- [Exercise goal] Tally the lines that contain "发表高水平期刊论文" and report the total alone.

- [Input material]

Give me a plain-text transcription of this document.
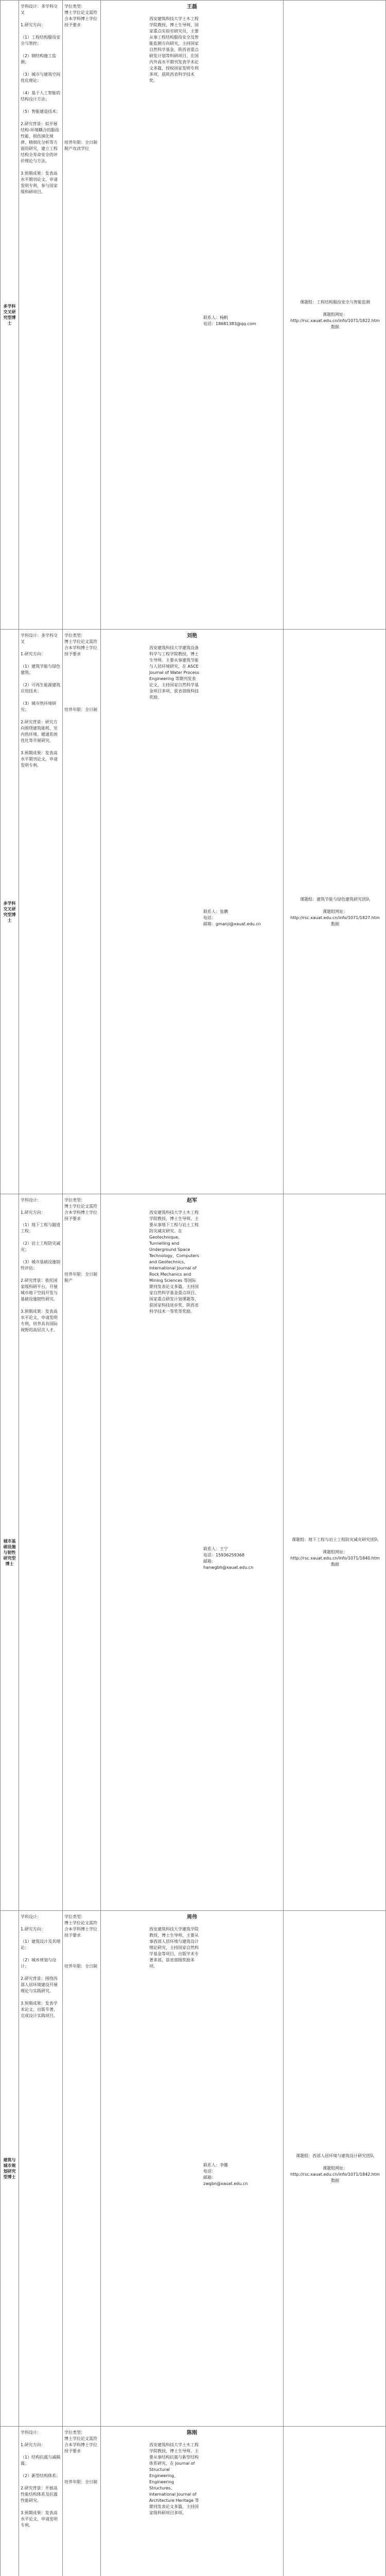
多学科交叉研究型博士
学科设计：多学科交叉

1.研究方向：

（1）工程结构服役安全与管控；

（2）钢结构施工监测；

（3）城市与建筑空间优化理论；

（4）基于人工智能的结构设计方法；

（5）智能建造技术；

2.研究背景：拟开展结构-环境耦合的服役性能、损伤演化规律、精细化分析等方面的研究，建立工程结构全寿命安全的评价理论与方法。

3.预期成果：发表高水平期刊论文，申请发明专利，参与国家级科研项目。
学位类型：
博士学位论文需符合本学科博士学位授予要求

培养年限：全日制脱产攻读学位
王磊
西安建筑科技大学土木工程学院教授，博士生导师，国家重点实验室研究员，主要从事工程结构服役安全及智能监测方向研究，主持国家自然科学基金、陕西省重点研发计划等科研项目，在国内外高水平期刊发表学术论文多篇，授权国家发明专利多项，获陕西省科学技术奖。
联系人：杨帆
电话：18681383@qq.com
课题组：工程结构服役安全与智能监测

课题组网址：
http://rsc.xauat.edu.cn/info/1071/1822.htm
数据
多学科交叉研究型博士
学科设计：多学科交叉

1.研究方向：

（1）建筑节能与绿色建筑；

（2）可再生能源建筑应用技术；

（3）城市热环境研究；

2.研究背景：研究方向围绕建筑能耗、室内热环境、暖通系统优化等开展研究。

3.预期成果：发表高水平期刊论文，申请发明专利。
学位类型：
博士学位论文需符合本学科博士学位授予要求

培养年限：全日制
刘艳
西安建筑科技大学建筑设备科学与工程学院教授，博士生导师。主要从事建筑节能与人居环境研究，在 ASCE Journal of Water Process Engineering 等期刊发表论文，主持国家自然科学基金项目多项，获省部级科技奖励。
联系人：张鹏
电话：
邮箱：gmanji@xauat.edu.cn
课题组：建筑节能与绿色建筑研究团队

课题组网址：
http://rsc.xauat.edu.cn/info/1071/1827.htm
数据
城市基础设施与韧性研究型博士
学科设计：

1.研究方向：

（1）地下工程与隧道工程；

（2）岩土工程防灾减灾；

（3）城市基础设施韧性评估；

2.研究背景：依托国家级科研平台，开展城市地下空间开发与基础设施韧性研究。

3.预期成果：发表高水平论文，申请发明专利，培养具有国际视野的高层次人才。
学位类型：
博士学位论文需符合本学科博士学位授予要求

培养年限：全日制脱产
赵军
西安建筑科技大学土木工程学院教授，博士生导师，主要从事地下工程与岩土工程防灾减灾研究。在 Geotechnique、Tunnelling and Underground Space Technology、Computers and Geotechnics、International Journal of Rock Mechanics and Mining Sciences 等国际期刊发表论文多篇，主持国家自然科学基金重点项目、国家重点研发计划课题等，获国家科技进步奖、陕西省科学技术一等奖等奖励。
联系人：王宁
电话：15936259368
邮箱：
hanwgbh@xauat.edu.cn
课题组：地下工程与岩土工程防灾减灾研究团队

课题组网址：
http://rsc.xauat.edu.cn/info/1071/1840.htm
数据
建筑与城市规划研究型博士
学科设计：

1.研究方向：

（1）建筑设计及其理论；

（2）城乡规划与设计；

2.研究背景：围绕西部人居环境建设开展理论与实践研究。

3.预期成果：发表学术论文，出版专著，完成设计实践项目。
学位类型：
博士学位论文需符合本学科博士学位授予要求

培养年限：全日制
周伟
西安建筑科技大学建筑学院教授，博士生导师，主要从事西部人居环境与建筑设计理论研究，主持国家自然科学基金等项目，出版学术专著多部，获省部级奖励多项。
联系人：李娜
电话：
邮箱：
zwgbn@xauat.edu.cn
课题组：西部人居环境与建筑设计研究团队

课题组网址：
http://rsc.xauat.edu.cn/info/1071/1842.htm
数据
学科设计：

1.研究方向：

（1）结构抗震与减隔震；

（2）新型结构体系；

2.研究背景：开展高性能结构体系及抗震性能研究。

3.预期成果：发表高水平论文，申请发明专利。
学位类型：
博士学位论文需符合本学科博士学位授予要求

培养年限：全日制
陈刚
西安建筑科技大学土木工程学院教授，博士生导师，主要从事结构抗震与新型结构体系研究，在 Journal of Structural Engineering、Engineering Structures、International Journal of Architecture Heritage 等期刊发表论文多篇，主持国家级科研项目多项。
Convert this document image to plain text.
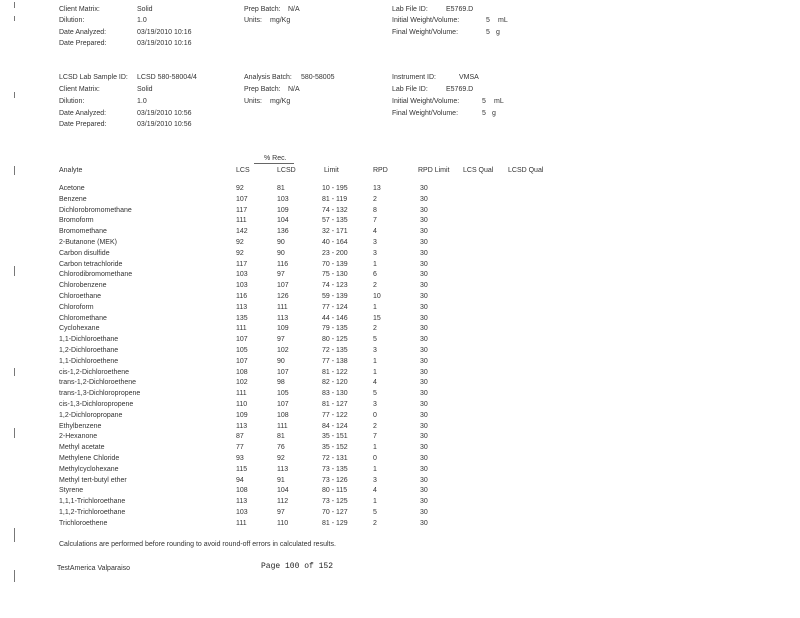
Client Matrix:	Solid	Prep Batch: N/A	Lab File ID:	E5769.D
Dilution:	1.0	Units: mg/Kg	Initial Weight/Volume:	5 mL
Date Analyzed:	03/19/2010 10:16	Final Weight/Volume:	5 g
Date Prepared:	03/19/2010 10:16
LCSD Lab Sample ID: LCSD 580-58004/4	Analysis Batch: 580-58005	Instrument ID:	VMSA
Client Matrix:	Solid	Prep Batch: N/A	Lab File ID:	E5769.D
Dilution:	1.0	Units: mg/Kg	Initial Weight/Volume:	5 mL
Date Analyzed:	03/19/2010 10:56	Final Weight/Volume:	5 g
Date Prepared:	03/19/2010 10:56
% Rec.
Analyte	LCS	LCSD	Limit	RPD	RPD Limit LCS Qual LCSD Qual
Acetone	92	81	10 - 195	13	30
Benzene	107	103	81 - 119	2	30
Dichlorobromomethane	117	109	74 - 132	8	30
Bromoform	111	104	57 - 135	7	30
Bromomethane	142	136	32 - 171	4	30
2-Butanone (MEK)	92	90	40 - 164	3	30
Carbon disulfide	92	90	23 - 200	3	30
Carbon tetrachloride	117	116	70 - 139	1	30
Chlorodibromomethane	103	97	75 - 130	6	30
Chlorobenzene	103	107	74 - 123	2	30
Chloroethane	116	126	59 - 139	10	30
Chloroform	113	111	77 - 124	1	30
Chloromethane	135	113	44 - 146	15	30
Cyclohexane	111	109	79 - 135	2	30
1,1-Dichloroethane	107	97	80 - 125	5	30
1,2-Dichloroethane	105	102	72 - 135	3	30
1,1-Dichloroethene	107	90	77 - 138	1	30
cis-1,2-Dichloroethene	108	107	81 - 122	1	30
trans-1,2-Dichloroethene	102	98	82 - 120	4	30
trans-1,3-Dichloropropene	111	105	83 - 130	5	30
cis-1,3-Dichloropropene	110	107	81 - 127	3	30
1,2-Dichloropropane	109	108	77 - 122	0	30
Ethylbenzene	113	111	84 - 124	2	30
2-Hexanone	87	81	35 - 151	7	30
Methyl acetate	77	76	35 - 152	1	30
Methylene Chloride	93	92	72 - 131	0	30
Methylcyclohexane	115	113	73 - 135	1	30
Methyl tert-butyl ether	94	91	73 - 126	3	30
Styrene	108	104	80 - 115	4	30
1,1,1-Trichloroethane	113	112	73 - 125	1	30
1,1,2-Trichloroethane	103	97	70 - 127	5	30
Trichloroethene	111	110	81 - 129	2	30
Calculations are performed before rounding to avoid round-off errors in calculated results.
TestAmerica Valparaiso	Page 100 of 152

- [Task result] 2